Output the data that follows exactly, line for line.

---

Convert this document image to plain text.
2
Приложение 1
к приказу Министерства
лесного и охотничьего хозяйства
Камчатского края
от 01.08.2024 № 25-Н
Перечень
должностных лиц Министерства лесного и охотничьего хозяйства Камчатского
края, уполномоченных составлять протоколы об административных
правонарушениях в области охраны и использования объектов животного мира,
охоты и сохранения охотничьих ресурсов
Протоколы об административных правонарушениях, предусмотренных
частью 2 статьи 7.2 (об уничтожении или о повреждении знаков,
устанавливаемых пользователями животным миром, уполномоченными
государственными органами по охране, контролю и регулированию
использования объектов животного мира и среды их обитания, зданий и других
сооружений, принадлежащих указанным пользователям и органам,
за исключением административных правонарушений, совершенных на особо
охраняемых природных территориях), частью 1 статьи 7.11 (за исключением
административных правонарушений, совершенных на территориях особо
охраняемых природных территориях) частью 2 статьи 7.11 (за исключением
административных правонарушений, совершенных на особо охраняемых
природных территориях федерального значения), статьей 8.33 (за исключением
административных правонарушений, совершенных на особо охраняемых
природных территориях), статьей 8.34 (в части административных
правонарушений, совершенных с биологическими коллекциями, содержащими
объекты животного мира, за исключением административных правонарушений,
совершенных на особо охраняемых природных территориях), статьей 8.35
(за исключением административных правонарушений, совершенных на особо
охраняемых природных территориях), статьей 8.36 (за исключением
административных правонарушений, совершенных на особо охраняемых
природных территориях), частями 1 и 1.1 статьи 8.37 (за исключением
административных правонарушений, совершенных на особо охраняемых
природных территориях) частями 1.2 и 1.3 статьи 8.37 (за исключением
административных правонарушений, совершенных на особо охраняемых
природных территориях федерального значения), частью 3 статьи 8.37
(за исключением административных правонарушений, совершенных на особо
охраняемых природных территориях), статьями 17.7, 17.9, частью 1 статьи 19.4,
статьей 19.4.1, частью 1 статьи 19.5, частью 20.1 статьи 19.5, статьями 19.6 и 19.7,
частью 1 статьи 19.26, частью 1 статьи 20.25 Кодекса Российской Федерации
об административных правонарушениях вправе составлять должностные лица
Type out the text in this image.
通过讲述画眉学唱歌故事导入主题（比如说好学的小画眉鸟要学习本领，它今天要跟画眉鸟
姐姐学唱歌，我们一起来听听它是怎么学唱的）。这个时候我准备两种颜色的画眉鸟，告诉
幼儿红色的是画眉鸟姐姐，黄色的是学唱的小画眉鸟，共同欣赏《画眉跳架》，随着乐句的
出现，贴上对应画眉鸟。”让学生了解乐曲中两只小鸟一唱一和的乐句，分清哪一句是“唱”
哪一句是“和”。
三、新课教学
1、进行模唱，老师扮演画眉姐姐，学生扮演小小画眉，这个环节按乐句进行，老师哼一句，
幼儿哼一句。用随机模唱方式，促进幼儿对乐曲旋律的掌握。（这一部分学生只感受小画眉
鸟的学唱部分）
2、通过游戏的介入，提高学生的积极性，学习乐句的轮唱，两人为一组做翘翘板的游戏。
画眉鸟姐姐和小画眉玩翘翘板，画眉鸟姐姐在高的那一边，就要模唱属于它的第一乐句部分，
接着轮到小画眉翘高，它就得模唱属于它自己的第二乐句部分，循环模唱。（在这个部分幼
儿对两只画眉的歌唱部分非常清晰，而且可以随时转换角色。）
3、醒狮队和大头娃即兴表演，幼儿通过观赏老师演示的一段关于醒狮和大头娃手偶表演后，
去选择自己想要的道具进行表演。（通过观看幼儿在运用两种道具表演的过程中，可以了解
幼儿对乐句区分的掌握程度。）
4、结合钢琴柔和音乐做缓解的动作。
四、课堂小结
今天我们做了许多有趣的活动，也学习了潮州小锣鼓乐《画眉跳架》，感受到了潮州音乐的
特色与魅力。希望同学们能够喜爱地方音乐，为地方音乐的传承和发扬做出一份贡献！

---

## [REPLY]
Convert this document image to plain text.
2
Приложение 1
к приказу Министерства
лесного и охотничьего хозяйства
Камчатского края
от 01.08.2024 № 25-Н
Перечень
должностных лиц Министерства лесного и охотничьего хозяйства Камчатского
края, уполномоченных составлять протоколы об административных
правонарушениях в области охраны и использования объектов животного мира,
охоты и сохранения охотничьих ресурсов
Протоколы об административных правонарушениях, предусмотренных
частью 2 статьи 7.2 (об уничтожении или о повреждении знаков,
устанавливаемых пользователями животным миром, уполномоченными
государственными органами по охране, контролю и регулированию
использования объектов животного мира и среды их обитания, зданий и других
сооружений, принадлежащих указанным пользователям и органам,
за исключением административных правонарушений, совершенных на особо
охраняемых природных территориях), частью 1 статьи 7.11 (за исключением
административных правонарушений, совершенных на территориях особо
охраняемых природных территориях) частью 2 статьи 7.11 (за исключением
административных правонарушений, совершенных на особо охраняемых
природных территориях федерального значения), статьей 8.33 (за исключением
административных правонарушений, совершенных на особо охраняемых
природных территориях), статьей 8.34 (в части административных
правонарушений, совершенных с биологическими коллекциями, содержащими
объекты животного мира, за исключением административных правонарушений,
совершенных на особо охраняемых природных территориях), статьей 8.35
(за исключением административных правонарушений, совершенных на особо
охраняемых природных территориях), статьей 8.36 (за исключением
административных правонарушений, совершенных на особо охраняемых
природных территориях), частями 1 и 1.1 статьи 8.37 (за исключением
административных правонарушений, совершенных на особо охраняемых
природных территориях) частями 1.2 и 1.3 статьи 8.37 (за исключением
административных правонарушений, совершенных на особо охраняемых
природных территориях федерального значения), частью 3 статьи 8.37
(за исключением административных правонарушений, совершенных на особо
охраняемых природных территориях), статьями 17.7, 17.9, частью 1 статьи 19.4,
статьей 19.4.1, частью 1 статьи 19.5, частью 20.1 статьи 19.5, статьями 19.6 и 19.7,
частью 1 статьи 19.26, частью 1 статьи 20.25 Кодекса Российской Федерации
об административных правонарушениях вправе составлять должностные лица
Type out the text in this image.
通过讲述画眉学唱歌故事导入主题（比如说好学的小画眉鸟要学习本领，它今天要跟画眉鸟
姐姐学唱歌，我们一起来听听它是怎么学唱的）。这个时候我准备两种颜色的画眉鸟，告诉
幼儿红色的是画眉鸟姐姐，黄色的是学唱的小画眉鸟，共同欣赏《画眉跳架》，随着乐句的
出现，贴上对应画眉鸟。”让学生了解乐曲中两只小鸟一唱一和的乐句，分清哪一句是“唱”
哪一句是“和”。
三、新课教学
1、进行模唱，老师扮演画眉姐姐，学生扮演小小画眉，这个环节按乐句进行，老师哼一句，
幼儿哼一句。用随机模唱方式，促进幼儿对乐曲旋律的掌握。（这一部分学生只感受小画眉
鸟的学唱部分）
2、通过游戏的介入，提高学生的积极性，学习乐句的轮唱，两人为一组做翘翘板的游戏。
画眉鸟姐姐和小画眉玩翘翘板，画眉鸟姐姐在高的那一边，就要模唱属于它的第一乐句部分，
接着轮到小画眉翘高，它就得模唱属于它自己的第二乐句部分，循环模唱。（在这个部分幼
儿对两只画眉的歌唱部分非常清晰，而且可以随时转换角色。）
3、醒狮队和大头娃即兴表演，幼儿通过观赏老师演示的一段关于醒狮和大头娃手偶表演后，
去选择自己想要的道具进行表演。（通过观看幼儿在运用两种道具表演的过程中，可以了解
幼儿对乐句区分的掌握程度。）
4、结合钢琴柔和音乐做缓解的动作。
四、课堂小结
今天我们做了许多有趣的活动，也学习了潮州小锣鼓乐《画眉跳架》，感受到了潮州音乐的
特色与魅力。希望同学们能够喜爱地方音乐，为地方音乐的传承和发扬做出一份贡献！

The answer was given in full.